#### [Brief]
Search the material for the word "avatar" and report each line where it turns up.

(Dataset records)
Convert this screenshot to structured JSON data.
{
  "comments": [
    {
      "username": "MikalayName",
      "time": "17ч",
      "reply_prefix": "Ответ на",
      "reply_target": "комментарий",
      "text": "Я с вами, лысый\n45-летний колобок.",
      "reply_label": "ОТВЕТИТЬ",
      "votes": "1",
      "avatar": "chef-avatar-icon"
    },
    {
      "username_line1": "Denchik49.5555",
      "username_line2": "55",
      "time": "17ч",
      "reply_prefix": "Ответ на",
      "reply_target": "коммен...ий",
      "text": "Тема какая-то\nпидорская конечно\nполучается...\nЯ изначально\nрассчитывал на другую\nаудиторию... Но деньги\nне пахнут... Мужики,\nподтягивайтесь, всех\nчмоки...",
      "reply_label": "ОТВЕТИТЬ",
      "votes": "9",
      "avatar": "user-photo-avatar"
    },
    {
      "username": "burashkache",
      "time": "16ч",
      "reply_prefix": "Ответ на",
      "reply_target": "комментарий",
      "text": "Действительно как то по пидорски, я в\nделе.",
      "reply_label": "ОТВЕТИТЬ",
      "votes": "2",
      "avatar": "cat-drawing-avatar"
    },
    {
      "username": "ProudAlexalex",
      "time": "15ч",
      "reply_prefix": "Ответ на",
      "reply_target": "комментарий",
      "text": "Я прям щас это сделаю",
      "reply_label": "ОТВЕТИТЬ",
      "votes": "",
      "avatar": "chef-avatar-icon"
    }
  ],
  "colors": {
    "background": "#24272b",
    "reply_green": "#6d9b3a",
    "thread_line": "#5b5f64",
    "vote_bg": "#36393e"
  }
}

#### [Exercise output]
      "avatar": "chef-avatar-icon"
      "avatar": "user-photo-avatar"
      "avatar": "cat-drawing-avatar"
      "avatar": "chef-avatar-icon"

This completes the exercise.